**** 本文
Top>Linux>コマンド>ps

コマンド
ps

説明
プロセスの詳細とその一覧を表示する。
とにかく使用例が知りたい場合は本ページの最下部に使用例を記載しているので参照されたし。

オプションの指定方法としては大まかに2フェーズでの指定になるようである。
フェーズ1:どのようなプロセスを表示するか。
①ログインしている端末に紐づけられたプロセスを表示する。例) ps
②ログインしている自身および他の端末に紐づけられたプロセスを表示する。 例) ps a
③端末および端末に紐づけられていないプロセスを表示する。(全てのプロセス。) 例) ps ax
その他プロセスIDの指定やコマンド名の指定など多数

フェーズ2:各プロセスのどの情報をどのように表示するのか。
代表的な項目をユーザ指向の形式で表示するなど。 例) ps u
※個別に項目を指定して表示することも可能。

※オプションの指定形式にはUNIX形式、BSD形式、GNU形式がある。
※オプションのそれぞれの形式はつぎのとおり。
UNIX形式:オプションの前にダッシュ(-)をおく。例) ps -a
BSD形式:オプションの前にダッシュ(-)を使用しない。例) ps a
GNU形式:オプションの目にダッシュ(-)を二つ使用する。例) ps –-pid 9940
※環境変数に各種オプションを指定することによりデフォルトの表示内容や形式を制御することも可能であるが、本ドキュメントでの記載は割愛する。
※psコマンドのバージョンは procps-ng version 3.3.10 とする。

書式
ps [複数オプション]

オプション
※下記表のカテゴリはヘルプメッセージ(ps --help)のカテゴリーである。
カテゴリ オプション 説明
simple -A, -e 全てのプロセスを選択する。
simple -a セッションリーダと端末を持たないプロセスを除く全てのプロセスを表示する。
simple a 端末(tty)を持つ全てのプロセスを表示する。また、xオプションと共に指定するとすべてのプロセスを選択する。
simple -d セッションリーダを除く全てのプロセスを選択する。
simple -N, --deselect 指定された条件を満たさないプロセスのみを選択する。
simple T この端末のすべてのプロセスを選択する。引数なしのtオプションと等しい。
simple x プロセスのリストを取得する場合に「端末を持たなければならない」という制約をなくす。aオプションと合わせて指定されるとすべてのプロセスを選択する。
list -C [cmd list] コマンド名で選択する。実行ファイル名が cmd list に含まれるプロセスを選択する。
list -G [group list],
--Group [group list]
実グループ名または実グループ ID が group list リストに含まれるプロセスを選択する。
list p [pid list]
-p [pid list]
--pid [pid list]
プロセス ID 番号が pid list にあるプロセスを選択する。
list --ppid 親プロセス ID 番号が pid list にあるプロセスを選択する。
list -s [sessionID list]
--sid [sessionID list]
セッションIDが sessionID list にあるプロセスを選択する。
list t [tty list]
-t [tty list]
--tty [tty list]
端末名が tty list にあるプロセスを選択する。 例) ps u -t pts/0,pts/1
list -u [uid list]
U [uid list]
--user [uid list]
実効ユーザIDもしくは実効ユーザ名が uid list にあるプロセスを選択する。
********
**** 資料一覧
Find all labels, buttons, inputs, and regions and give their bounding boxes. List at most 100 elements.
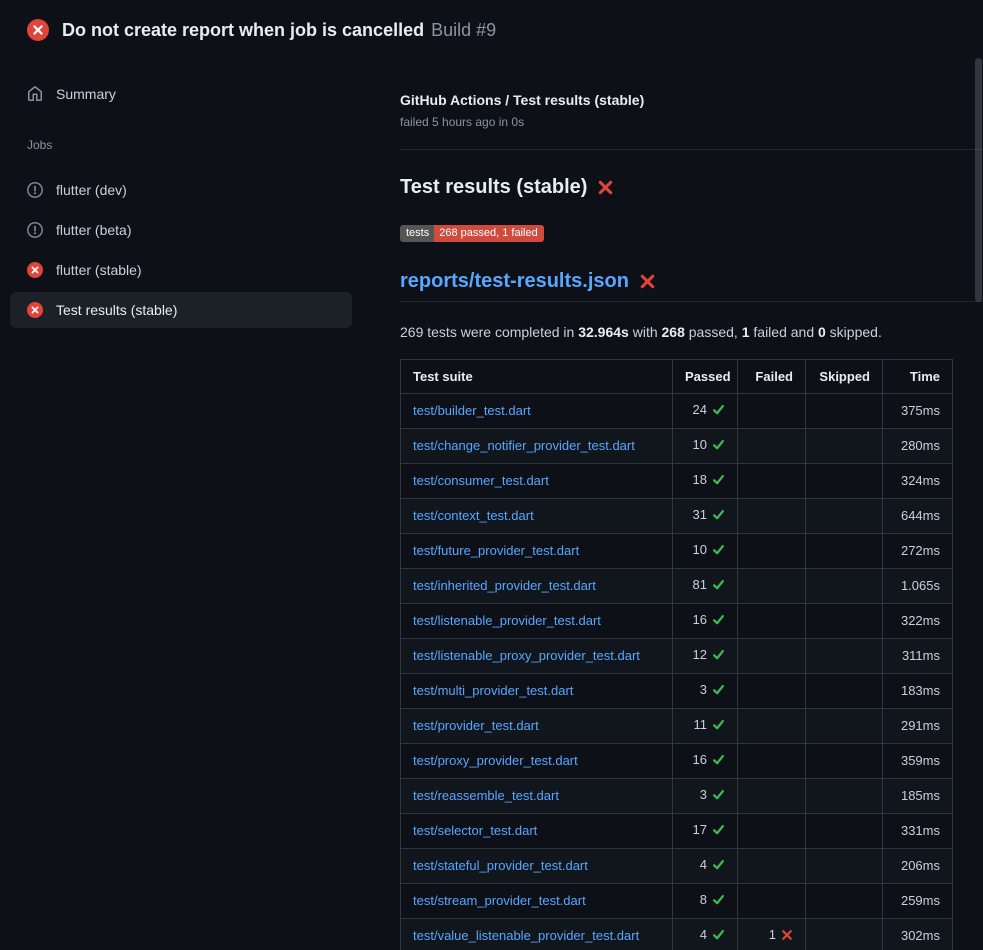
failed-cell bbox=[738, 814, 806, 849]
jobs-list: flutter (dev) flutter (beta) flutter (stab… bbox=[10, 172, 352, 328]
suite-cell: test/listenable_proxy_provider_test.dart bbox=[401, 639, 673, 674]
suite-cell: test/change_notifier_provider_test.dart bbox=[401, 429, 673, 464]
time-cell: 644ms bbox=[883, 499, 953, 534]
check-icon bbox=[712, 508, 725, 525]
passed-cell: 3 bbox=[673, 779, 738, 814]
home-icon bbox=[27, 86, 43, 102]
failed-cell bbox=[738, 464, 806, 499]
skipped-cell bbox=[806, 744, 883, 779]
suite-cell: test/future_provider_test.dart bbox=[401, 534, 673, 569]
table-row: test/provider_test.dart11291ms bbox=[401, 709, 953, 744]
suite-link[interactable]: test/inherited_provider_test.dart bbox=[413, 578, 596, 593]
time-cell: 272ms bbox=[883, 534, 953, 569]
sidebar-item-flutter-dev[interactable]: flutter (dev) bbox=[10, 172, 352, 208]
check-icon bbox=[712, 613, 725, 630]
passed-cell: 81 bbox=[673, 569, 738, 604]
suite-cell: test/value_listenable_provider_test.dart bbox=[401, 919, 673, 950]
page-title: Do not create report when job is cancell… bbox=[62, 20, 424, 40]
suite-link[interactable]: test/listenable_proxy_provider_test.dart bbox=[413, 648, 640, 663]
suite-link[interactable]: test/value_listenable_provider_test.dart bbox=[413, 928, 639, 943]
failed-cell bbox=[738, 709, 806, 744]
table-row: test/stateful_provider_test.dart 4 206ms bbox=[401, 849, 953, 884]
suite-link[interactable]: test/future_provider_test.dart bbox=[413, 543, 579, 558]
tests-badge: tests268 passed, 1 failed bbox=[400, 225, 544, 242]
table-row: test/selector_test.dart 17 331ms bbox=[401, 814, 953, 849]
failed-x-icon bbox=[597, 179, 614, 196]
sidebar-item-flutter-stable[interactable]: flutter (stable) bbox=[10, 252, 352, 288]
suite-link[interactable]: test/provider_test.dart bbox=[413, 718, 539, 733]
results-table-head-row: Test suitePassedFailedSkippedTime bbox=[401, 360, 953, 394]
suite-cell: test/inherited_provider_test.dart bbox=[401, 569, 673, 604]
suite-cell: test/context_test.dart bbox=[401, 499, 673, 534]
failed-x-icon bbox=[639, 273, 656, 290]
suite-link[interactable]: test/multi_provider_test.dart bbox=[413, 683, 573, 698]
time-cell: 324ms bbox=[883, 464, 953, 499]
skipped-cell bbox=[806, 849, 883, 884]
passed-cell: 17 bbox=[673, 814, 738, 849]
report-title: reports/test-results.json bbox=[400, 270, 983, 302]
passed-cell: 12 bbox=[673, 639, 738, 674]
sidebar: Summary Jobs flutter (dev) flutter (beta)… bbox=[0, 56, 400, 332]
scrollbar-thumb[interactable] bbox=[975, 58, 982, 302]
table-row: test/value_listenable_provider_test.dart… bbox=[401, 919, 953, 950]
table-row: test/context_test.dart31644ms bbox=[401, 499, 953, 534]
time-cell: 311ms bbox=[883, 639, 953, 674]
sidebar-item-test-results-stable[interactable]: Test results (stable) bbox=[10, 292, 352, 328]
table-row: test/stream_provider_test.dart8259ms bbox=[401, 884, 953, 919]
x-circle-icon bbox=[27, 302, 43, 318]
suite-cell: test/builder_test.dart bbox=[401, 394, 673, 429]
job-label: flutter (dev) bbox=[56, 182, 127, 198]
skipped-cell bbox=[806, 884, 883, 919]
time-cell: 291ms bbox=[883, 709, 953, 744]
skipped-cell bbox=[806, 709, 883, 744]
jobs-section-label: Jobs bbox=[10, 138, 352, 152]
failed-cell bbox=[738, 534, 806, 569]
x-circle-icon bbox=[27, 262, 43, 278]
table-row: test/proxy_provider_test.dart16359ms bbox=[401, 744, 953, 779]
check-icon bbox=[712, 753, 725, 770]
check-icon bbox=[712, 928, 725, 945]
failed-cell: 1 bbox=[738, 919, 806, 950]
skipped-cell bbox=[806, 639, 883, 674]
failed-cell bbox=[738, 604, 806, 639]
failed-cell bbox=[738, 674, 806, 709]
suite-link[interactable]: test/stateful_provider_test.dart bbox=[413, 858, 588, 873]
check-icon bbox=[712, 893, 725, 910]
failed-cell bbox=[738, 744, 806, 779]
time-cell: 331ms bbox=[883, 814, 953, 849]
check-icon bbox=[712, 403, 725, 420]
table-row: test/change_notifier_provider_test.dart1… bbox=[401, 429, 953, 464]
passed-cell: 16 bbox=[673, 604, 738, 639]
suite-link[interactable]: test/consumer_test.dart bbox=[413, 473, 549, 488]
results-table-body: test/builder_test.dart24375mstest/change… bbox=[401, 394, 953, 950]
report-link[interactable]: reports/test-results.json bbox=[400, 270, 629, 293]
failed-cell bbox=[738, 394, 806, 429]
job-label: flutter (beta) bbox=[56, 222, 131, 238]
suite-link[interactable]: test/listenable_provider_test.dart bbox=[413, 613, 601, 628]
time-cell: 206ms bbox=[883, 849, 953, 884]
suite-link[interactable]: test/proxy_provider_test.dart bbox=[413, 753, 578, 768]
suite-link[interactable]: test/context_test.dart bbox=[413, 508, 534, 523]
passed-cell: 4 bbox=[673, 849, 738, 884]
sidebar-item-summary[interactable]: Summary bbox=[10, 76, 352, 112]
suite-link[interactable]: test/reassemble_test.dart bbox=[413, 788, 559, 803]
suite-cell: test/proxy_provider_test.dart bbox=[401, 744, 673, 779]
time-cell: 302ms bbox=[883, 919, 953, 950]
passed-cell: 3 bbox=[673, 674, 738, 709]
section-title: Test results (stable) bbox=[400, 176, 983, 199]
suite-link[interactable]: test/builder_test.dart bbox=[413, 403, 531, 418]
time-cell: 375ms bbox=[883, 394, 953, 429]
skipped-cell bbox=[806, 674, 883, 709]
skipped-cell bbox=[806, 534, 883, 569]
table-row: test/future_provider_test.dart10272ms bbox=[401, 534, 953, 569]
suite-cell: test/selector_test.dart bbox=[401, 814, 673, 849]
suite-link[interactable]: test/change_notifier_provider_test.dart bbox=[413, 438, 635, 453]
check-icon bbox=[712, 473, 725, 490]
suite-link[interactable]: test/stream_provider_test.dart bbox=[413, 893, 586, 908]
suite-link[interactable]: test/selector_test.dart bbox=[413, 823, 537, 838]
check-icon bbox=[712, 578, 725, 595]
failed-status-icon bbox=[27, 19, 49, 41]
suite-cell: test/provider_test.dart bbox=[401, 709, 673, 744]
sidebar-item-flutter-beta[interactable]: flutter (beta) bbox=[10, 212, 352, 248]
suite-cell: test/multi_provider_test.dart bbox=[401, 674, 673, 709]
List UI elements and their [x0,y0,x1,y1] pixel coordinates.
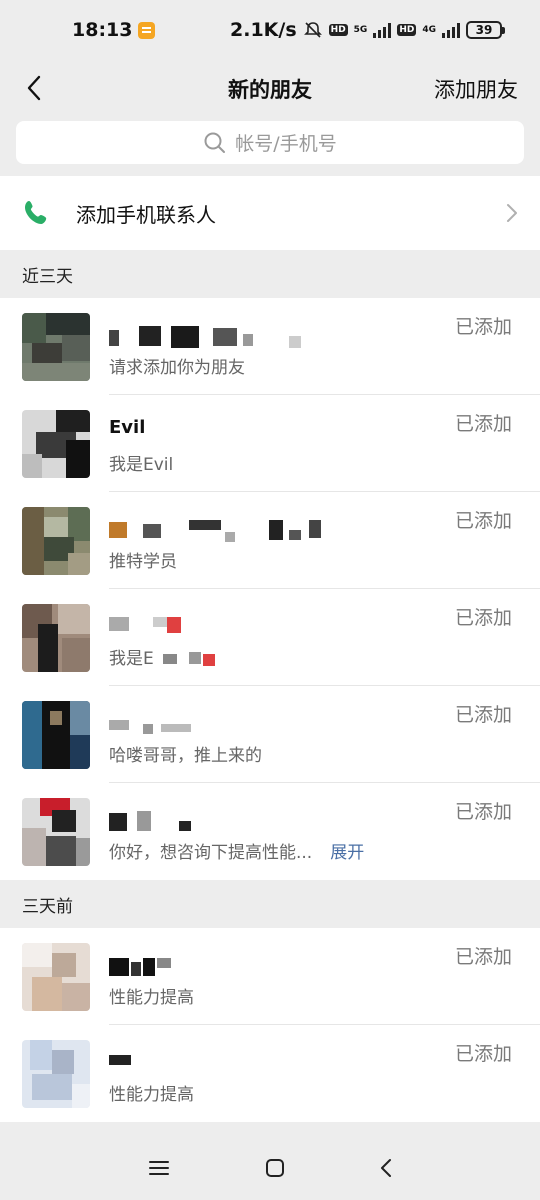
********
課題一覧:
1. psコマンドの解説について、次の問いにそれぞれ答えよ。
(a) この解説が前提とするpsコマンドのバージョンは何か。
(b) BSD形式のオプションは、どのように指定すると書かれているか。
(c) -dオプションは、どのプロセスを選択するか。
2. psコマンドの解説のオプション表で、カテゴリが「simple」の行に載っているオプションを行ごとにすべて挙げよ。
3. psコマンドの解説を、最後の行の次から書き継げ。

解答:
1.
(a) procps-ng version 3.3.10
(b) オプションの前にダッシュ(-)を使用しない。例) ps a
(c) セッションリーダを除く全てのプロセスを選択する。

2.
-A, -e
-a
a
-d
-N, --deselect
T
x

3.
list -U [uid list]
--User [uid list]
実ユーザIDもしくは実ユーザ名が uid list にあるプロセスを選択する。
output -F 完全なフォーマットで出力する。暗黙的に-fオプションが指定される。
output -f 完全なフォーマットで出力する。コマンドライン引数も表示される。その他多くのオプションと組み合わせが可能となっている。
output f, --forest ASCII アートでプロセス階層を表示する。 例) ps axufw
output -H プロセスを階層表示する。
output -j ジョブ制御フォーマットで出力する。PGID, SIDが追加表示される。
output j BSD ジョブ制御フォーマットで出力する。PPID, PFID, SID, TPGID, STAT, UIDが追加表示される。
output -l ロングフォーマットで出力する。 例) ps ax -l
output l BSDロングフォーマットで出力する。 例) ps axl
output -M, Z SELinuxに関するセキュリティ情報を表示する。
output -O [format] 追加のユーザ定義の出力フォーマットを指定する。指定したフォーマットは下記の位置に表示される。
pid,[format],state,tname,time,command または
pid,[format],tname,time,cmd
output O [format] -O オプションの機能に加えて、ソート順の指定も可能となっている。
output o [format]
-o [format]
--format [format]
出力される項目を完全に制御するには-Oオプションではなくこのオプションを指定する。
例) ps ax -o pid,comm=command
※全てのプロセスのプロセスIDとコマンドラインを表示する。コマンドラインのヘッダーをcommandに変更する。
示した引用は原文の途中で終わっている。